WRITTEN TASK:
Leave the pictures out, and retype all of the material exactly as written.

**** INFORMATION PROVIDED ****

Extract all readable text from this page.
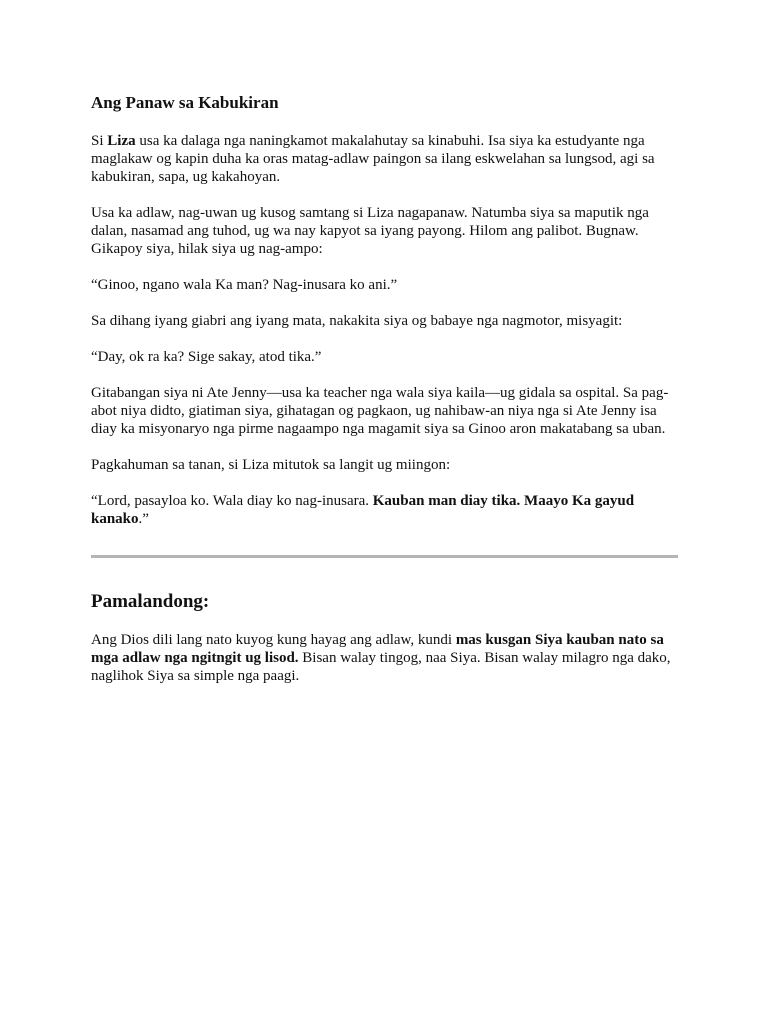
Ang Panaw sa Kabukiran

Si Liza usa ka dalaga nga naningkamot makalahutay sa kinabuhi. Isa siya ka estudyante nga maglakaw og kapin duha ka oras matag-adlaw paingon sa ilang eskwelahan sa lungsod, agi sa kabukiran, sapa, ug kakahoyan.

Usa ka adlaw, nag-uwan ug kusog samtang si Liza nagapanaw. Natumba siya sa maputik nga dalan, nasamad ang tuhod, ug wa nay kapyot sa iyang payong. Hilom ang palibot. Bugnaw. Gikapoy siya, hilak siya ug nag-ampo:

“Ginoo, ngano wala Ka man? Nag-inusara ko ani.”

Sa dihang iyang giabri ang iyang mata, nakakita siya og babaye nga nagmotor, misyagit:

“Day, ok ra ka? Sige sakay, atod tika.”

Gitabangan siya ni Ate Jenny—usa ka teacher nga wala siya kaila—ug gidala sa ospital. Sa pag-abot niya didto, giatiman siya, gihatagan og pagkaon, ug nahibaw-an niya nga si Ate Jenny isa diay ka misyonaryo nga pirme nagaampo nga magamit siya sa Ginoo aron makatabang sa uban.

Pagkahuman sa tanan, si Liza mitutok sa langit ug miingon:

“Lord, pasayloa ko. Wala diay ko nag-inusara. Kauban man diay tika. Maayo Ka gayud kanako.”

Pamalandong:

Ang Dios dili lang nato kuyog kung hayag ang adlaw, kundi mas kusgan Siya kauban nato sa mga adlaw nga ngitngit ug lisod. Bisan walay tingog, naa Siya. Bisan walay milagro nga dako, naglihok Siya sa simple nga paagi.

****

RESULT OF THIS EXERCISE:
Extract all readable text from this page.
Ang Panaw sa Kabukiran

Si Liza usa ka dalaga nga naningkamot makalahutay sa kinabuhi. Isa siya ka estudyante nga maglakaw og kapin duha ka oras matag-adlaw paingon sa ilang eskwelahan sa lungsod, agi sa kabukiran, sapa, ug kakahoyan.

Usa ka adlaw, nag-uwan ug kusog samtang si Liza nagapanaw. Natumba siya sa maputik nga dalan, nasamad ang tuhod, ug wa nay kapyot sa iyang payong. Hilom ang palibot. Bugnaw. Gikapoy siya, hilak siya ug nag-ampo:

“Ginoo, ngano wala Ka man? Nag-inusara ko ani.”

Sa dihang iyang giabri ang iyang mata, nakakita siya og babaye nga nagmotor, misyagit:

“Day, ok ra ka? Sige sakay, atod tika.”

Gitabangan siya ni Ate Jenny—usa ka teacher nga wala siya kaila—ug gidala sa ospital. Sa pag-abot niya didto, giatiman siya, gihatagan og pagkaon, ug nahibaw-an niya nga si Ate Jenny isa diay ka misyonaryo nga pirme nagaampo nga magamit siya sa Ginoo aron makatabang sa uban.

Pagkahuman sa tanan, si Liza mitutok sa langit ug miingon:

“Lord, pasayloa ko. Wala diay ko nag-inusara. Kauban man diay tika. Maayo Ka gayud kanako.”

Pamalandong:

Ang Dios dili lang nato kuyog kung hayag ang adlaw, kundi mas kusgan Siya kauban nato sa mga adlaw nga ngitngit ug lisod. Bisan walay tingog, naa Siya. Bisan walay milagro nga dako, naglihok Siya sa simple nga paagi.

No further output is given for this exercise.